Report every line in the listing below where the string "Just" shows up.

(Data items)
##########

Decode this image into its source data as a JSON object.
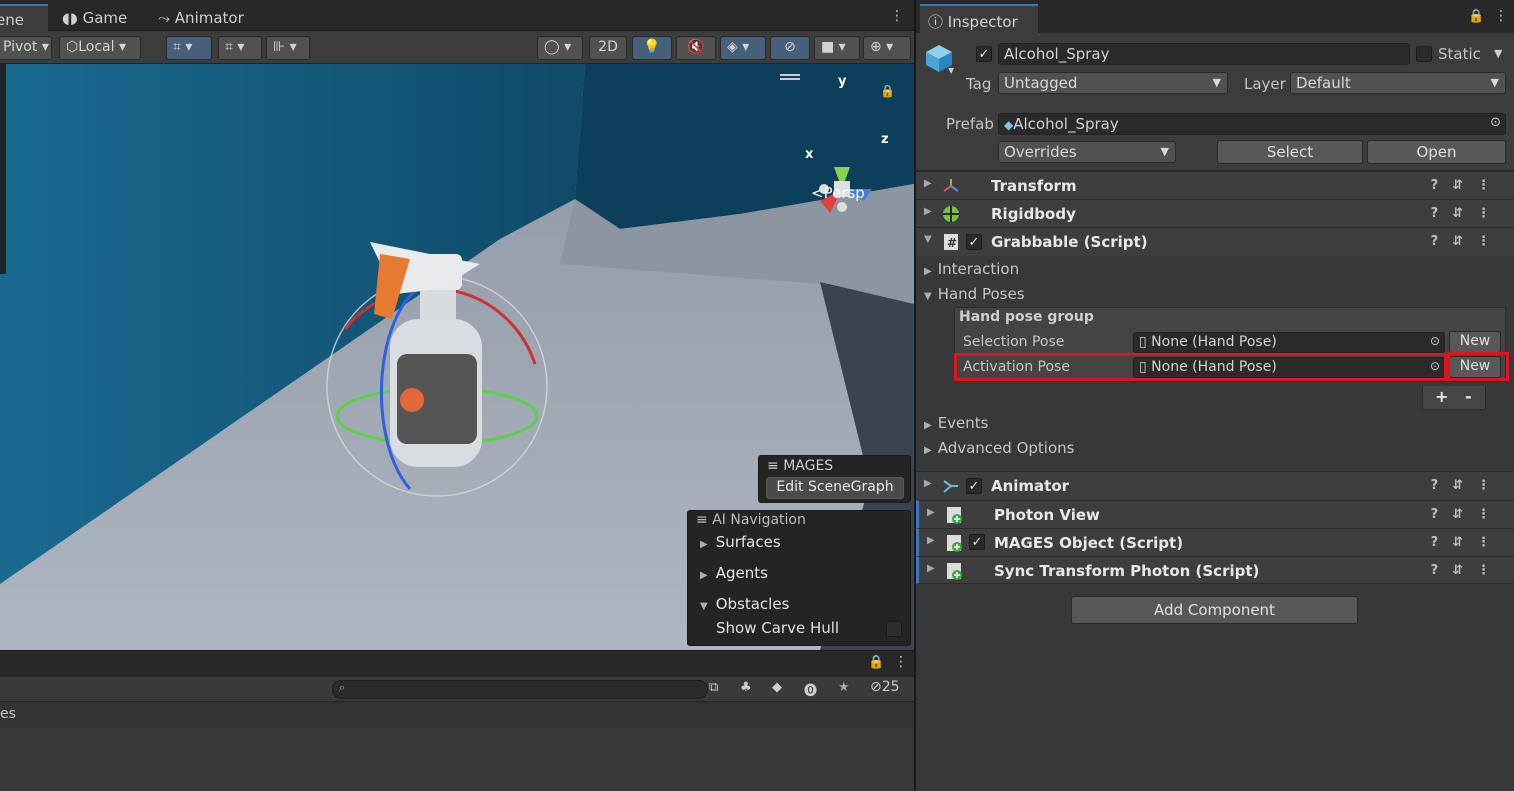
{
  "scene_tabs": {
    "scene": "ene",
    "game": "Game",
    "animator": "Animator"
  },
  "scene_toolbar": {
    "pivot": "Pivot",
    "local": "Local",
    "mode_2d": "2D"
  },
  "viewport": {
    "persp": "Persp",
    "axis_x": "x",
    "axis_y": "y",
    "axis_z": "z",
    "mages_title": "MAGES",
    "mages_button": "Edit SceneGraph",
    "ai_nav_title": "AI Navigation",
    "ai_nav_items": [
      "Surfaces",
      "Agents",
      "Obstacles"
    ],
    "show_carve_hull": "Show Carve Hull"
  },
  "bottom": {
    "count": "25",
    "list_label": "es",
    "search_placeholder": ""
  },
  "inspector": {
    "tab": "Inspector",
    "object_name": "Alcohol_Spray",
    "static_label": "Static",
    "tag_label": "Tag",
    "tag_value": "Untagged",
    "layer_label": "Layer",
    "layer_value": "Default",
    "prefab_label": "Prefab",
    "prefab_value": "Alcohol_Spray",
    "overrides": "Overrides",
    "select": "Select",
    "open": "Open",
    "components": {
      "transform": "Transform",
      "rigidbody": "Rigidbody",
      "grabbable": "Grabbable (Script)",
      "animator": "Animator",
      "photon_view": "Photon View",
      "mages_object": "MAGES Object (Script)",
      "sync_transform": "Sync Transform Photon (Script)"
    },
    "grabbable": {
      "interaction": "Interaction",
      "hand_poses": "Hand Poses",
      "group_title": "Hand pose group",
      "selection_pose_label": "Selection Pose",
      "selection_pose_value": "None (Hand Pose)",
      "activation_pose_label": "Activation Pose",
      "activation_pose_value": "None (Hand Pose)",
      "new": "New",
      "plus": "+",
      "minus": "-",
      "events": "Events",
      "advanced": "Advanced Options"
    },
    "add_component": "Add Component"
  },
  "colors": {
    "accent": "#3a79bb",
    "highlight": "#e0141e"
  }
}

##########

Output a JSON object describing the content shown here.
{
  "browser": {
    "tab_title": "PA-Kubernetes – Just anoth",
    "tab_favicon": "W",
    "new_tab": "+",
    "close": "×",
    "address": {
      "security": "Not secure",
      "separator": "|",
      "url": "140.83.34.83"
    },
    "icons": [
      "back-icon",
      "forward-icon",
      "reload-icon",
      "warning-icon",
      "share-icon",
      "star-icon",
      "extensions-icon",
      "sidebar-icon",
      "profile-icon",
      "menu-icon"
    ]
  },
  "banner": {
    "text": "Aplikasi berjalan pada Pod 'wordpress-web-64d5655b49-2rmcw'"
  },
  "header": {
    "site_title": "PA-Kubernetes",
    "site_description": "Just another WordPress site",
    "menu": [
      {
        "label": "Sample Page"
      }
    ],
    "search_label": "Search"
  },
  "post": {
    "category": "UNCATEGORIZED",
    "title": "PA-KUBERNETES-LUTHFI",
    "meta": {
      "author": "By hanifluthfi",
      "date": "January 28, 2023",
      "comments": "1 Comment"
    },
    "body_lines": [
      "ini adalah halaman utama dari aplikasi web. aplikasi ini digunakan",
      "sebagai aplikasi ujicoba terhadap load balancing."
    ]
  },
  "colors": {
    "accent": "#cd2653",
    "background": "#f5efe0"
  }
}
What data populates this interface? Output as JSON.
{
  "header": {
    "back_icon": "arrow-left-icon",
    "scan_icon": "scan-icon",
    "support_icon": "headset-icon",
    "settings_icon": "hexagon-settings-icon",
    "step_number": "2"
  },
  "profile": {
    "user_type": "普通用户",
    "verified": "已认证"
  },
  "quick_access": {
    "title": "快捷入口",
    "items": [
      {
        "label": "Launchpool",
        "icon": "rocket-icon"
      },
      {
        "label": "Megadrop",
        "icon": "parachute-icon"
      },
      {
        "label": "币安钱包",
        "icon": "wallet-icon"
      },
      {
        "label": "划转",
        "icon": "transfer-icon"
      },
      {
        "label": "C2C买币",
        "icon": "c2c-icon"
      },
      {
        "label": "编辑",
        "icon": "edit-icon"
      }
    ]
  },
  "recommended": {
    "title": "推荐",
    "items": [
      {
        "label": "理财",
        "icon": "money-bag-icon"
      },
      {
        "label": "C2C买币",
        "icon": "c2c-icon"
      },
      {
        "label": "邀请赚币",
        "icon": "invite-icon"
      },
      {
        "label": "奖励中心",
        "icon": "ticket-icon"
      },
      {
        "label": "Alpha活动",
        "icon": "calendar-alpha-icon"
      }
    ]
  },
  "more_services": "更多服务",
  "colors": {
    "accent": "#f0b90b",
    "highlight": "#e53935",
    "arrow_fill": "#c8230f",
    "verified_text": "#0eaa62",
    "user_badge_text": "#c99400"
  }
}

##########

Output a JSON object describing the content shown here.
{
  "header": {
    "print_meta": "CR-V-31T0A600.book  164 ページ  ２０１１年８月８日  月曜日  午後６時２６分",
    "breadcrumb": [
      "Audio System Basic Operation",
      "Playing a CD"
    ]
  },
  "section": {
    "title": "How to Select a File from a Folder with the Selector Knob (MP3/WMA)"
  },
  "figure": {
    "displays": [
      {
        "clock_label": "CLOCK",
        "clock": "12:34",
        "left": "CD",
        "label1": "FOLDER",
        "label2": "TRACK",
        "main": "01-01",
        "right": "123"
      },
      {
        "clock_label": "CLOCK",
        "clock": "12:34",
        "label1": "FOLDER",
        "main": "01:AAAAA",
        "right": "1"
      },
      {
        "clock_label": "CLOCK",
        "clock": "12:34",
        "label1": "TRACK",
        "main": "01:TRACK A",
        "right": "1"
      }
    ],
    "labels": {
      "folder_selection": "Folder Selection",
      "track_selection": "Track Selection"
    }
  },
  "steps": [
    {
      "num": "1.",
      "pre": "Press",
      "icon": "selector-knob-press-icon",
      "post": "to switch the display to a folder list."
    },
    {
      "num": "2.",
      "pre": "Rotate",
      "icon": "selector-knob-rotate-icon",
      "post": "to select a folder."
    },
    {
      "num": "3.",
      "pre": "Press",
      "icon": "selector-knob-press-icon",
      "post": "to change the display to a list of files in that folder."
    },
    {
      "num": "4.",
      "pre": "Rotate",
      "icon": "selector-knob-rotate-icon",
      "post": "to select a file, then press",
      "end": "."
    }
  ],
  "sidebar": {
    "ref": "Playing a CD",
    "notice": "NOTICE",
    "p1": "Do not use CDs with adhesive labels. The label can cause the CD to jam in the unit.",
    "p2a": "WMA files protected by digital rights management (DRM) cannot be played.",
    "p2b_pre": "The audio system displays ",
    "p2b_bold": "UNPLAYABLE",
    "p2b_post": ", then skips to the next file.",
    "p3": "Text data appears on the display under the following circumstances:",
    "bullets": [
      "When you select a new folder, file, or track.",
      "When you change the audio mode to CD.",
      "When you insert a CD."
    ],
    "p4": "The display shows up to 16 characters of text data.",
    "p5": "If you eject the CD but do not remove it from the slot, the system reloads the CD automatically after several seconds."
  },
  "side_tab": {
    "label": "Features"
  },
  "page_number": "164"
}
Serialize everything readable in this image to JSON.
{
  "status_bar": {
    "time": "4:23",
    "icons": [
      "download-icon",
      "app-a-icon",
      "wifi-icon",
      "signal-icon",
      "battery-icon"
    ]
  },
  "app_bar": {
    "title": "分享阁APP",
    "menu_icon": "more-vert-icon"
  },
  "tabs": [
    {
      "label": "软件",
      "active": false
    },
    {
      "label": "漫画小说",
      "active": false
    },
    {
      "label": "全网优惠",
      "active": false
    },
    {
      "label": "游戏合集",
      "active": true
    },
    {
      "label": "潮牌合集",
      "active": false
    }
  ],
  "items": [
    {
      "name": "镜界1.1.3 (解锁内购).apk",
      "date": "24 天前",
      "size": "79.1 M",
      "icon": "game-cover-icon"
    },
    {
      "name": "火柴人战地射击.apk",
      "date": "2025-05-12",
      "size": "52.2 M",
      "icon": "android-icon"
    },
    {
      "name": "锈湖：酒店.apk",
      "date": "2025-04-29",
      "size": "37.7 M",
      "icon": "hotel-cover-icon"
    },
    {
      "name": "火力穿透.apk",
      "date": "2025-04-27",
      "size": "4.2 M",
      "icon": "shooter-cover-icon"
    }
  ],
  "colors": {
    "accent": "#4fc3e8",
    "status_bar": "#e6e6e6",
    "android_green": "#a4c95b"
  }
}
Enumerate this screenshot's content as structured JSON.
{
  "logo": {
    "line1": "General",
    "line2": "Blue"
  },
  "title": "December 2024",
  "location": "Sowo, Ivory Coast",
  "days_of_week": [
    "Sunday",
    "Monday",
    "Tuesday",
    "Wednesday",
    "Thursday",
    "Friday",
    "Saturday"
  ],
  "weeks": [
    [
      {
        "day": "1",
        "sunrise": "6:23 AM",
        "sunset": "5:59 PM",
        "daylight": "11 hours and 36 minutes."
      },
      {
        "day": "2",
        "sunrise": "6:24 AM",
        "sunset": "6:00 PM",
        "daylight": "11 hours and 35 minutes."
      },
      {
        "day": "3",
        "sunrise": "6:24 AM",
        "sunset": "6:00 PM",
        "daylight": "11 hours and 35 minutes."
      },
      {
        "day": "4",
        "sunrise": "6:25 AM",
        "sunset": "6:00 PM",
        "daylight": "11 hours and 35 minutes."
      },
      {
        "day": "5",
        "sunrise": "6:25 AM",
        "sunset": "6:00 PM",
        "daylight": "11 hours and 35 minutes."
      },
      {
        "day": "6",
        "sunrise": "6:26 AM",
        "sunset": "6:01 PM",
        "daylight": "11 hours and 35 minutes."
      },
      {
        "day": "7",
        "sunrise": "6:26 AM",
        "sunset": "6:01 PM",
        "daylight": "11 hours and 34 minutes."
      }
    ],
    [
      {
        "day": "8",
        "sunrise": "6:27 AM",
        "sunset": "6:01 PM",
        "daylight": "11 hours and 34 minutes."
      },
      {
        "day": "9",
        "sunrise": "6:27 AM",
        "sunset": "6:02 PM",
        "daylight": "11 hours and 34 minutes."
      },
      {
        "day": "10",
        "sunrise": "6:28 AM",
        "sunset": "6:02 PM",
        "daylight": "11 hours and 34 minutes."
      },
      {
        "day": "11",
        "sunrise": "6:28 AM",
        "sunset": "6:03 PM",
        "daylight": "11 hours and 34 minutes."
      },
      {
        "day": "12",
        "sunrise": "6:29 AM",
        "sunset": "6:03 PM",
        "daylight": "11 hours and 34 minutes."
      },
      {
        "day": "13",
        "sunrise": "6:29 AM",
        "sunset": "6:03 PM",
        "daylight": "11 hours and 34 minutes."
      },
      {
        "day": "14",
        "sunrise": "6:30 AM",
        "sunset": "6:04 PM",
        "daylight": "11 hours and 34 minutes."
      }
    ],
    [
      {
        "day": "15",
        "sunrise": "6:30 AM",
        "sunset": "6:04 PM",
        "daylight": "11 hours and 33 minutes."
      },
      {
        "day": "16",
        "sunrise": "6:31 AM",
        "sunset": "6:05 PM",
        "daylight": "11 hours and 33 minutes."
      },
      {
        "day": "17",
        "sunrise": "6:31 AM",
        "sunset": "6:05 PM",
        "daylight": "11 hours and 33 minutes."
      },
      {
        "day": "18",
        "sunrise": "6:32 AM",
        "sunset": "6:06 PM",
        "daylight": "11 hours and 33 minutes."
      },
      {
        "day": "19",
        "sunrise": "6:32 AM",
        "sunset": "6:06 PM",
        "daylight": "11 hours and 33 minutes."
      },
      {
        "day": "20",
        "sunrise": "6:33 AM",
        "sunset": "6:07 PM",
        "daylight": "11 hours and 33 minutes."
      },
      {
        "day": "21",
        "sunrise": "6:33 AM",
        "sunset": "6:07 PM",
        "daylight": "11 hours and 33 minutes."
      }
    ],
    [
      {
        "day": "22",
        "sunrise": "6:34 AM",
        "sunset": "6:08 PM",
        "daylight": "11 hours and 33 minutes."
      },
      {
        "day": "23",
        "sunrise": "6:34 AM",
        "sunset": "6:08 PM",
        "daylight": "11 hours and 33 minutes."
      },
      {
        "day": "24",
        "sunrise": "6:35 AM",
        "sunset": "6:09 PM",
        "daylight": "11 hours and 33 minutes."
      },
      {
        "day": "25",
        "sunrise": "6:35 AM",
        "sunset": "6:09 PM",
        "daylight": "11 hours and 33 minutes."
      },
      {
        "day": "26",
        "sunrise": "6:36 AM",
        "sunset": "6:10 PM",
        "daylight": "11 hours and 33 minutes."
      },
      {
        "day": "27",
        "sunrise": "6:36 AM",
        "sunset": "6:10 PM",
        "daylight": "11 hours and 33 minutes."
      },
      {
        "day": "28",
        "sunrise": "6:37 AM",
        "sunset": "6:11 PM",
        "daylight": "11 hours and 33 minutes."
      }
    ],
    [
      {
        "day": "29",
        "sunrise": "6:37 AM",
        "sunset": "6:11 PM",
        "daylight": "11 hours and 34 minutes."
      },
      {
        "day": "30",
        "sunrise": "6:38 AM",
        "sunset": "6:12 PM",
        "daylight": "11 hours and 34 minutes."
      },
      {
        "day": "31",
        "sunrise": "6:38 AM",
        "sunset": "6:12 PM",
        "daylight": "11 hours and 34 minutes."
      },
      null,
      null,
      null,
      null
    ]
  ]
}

##########

SOLUTION FOR THIS PROBLEM:
    "tab_title": "PA-Kubernetes – Just anoth",
    "site_description": "Just another WordPress site",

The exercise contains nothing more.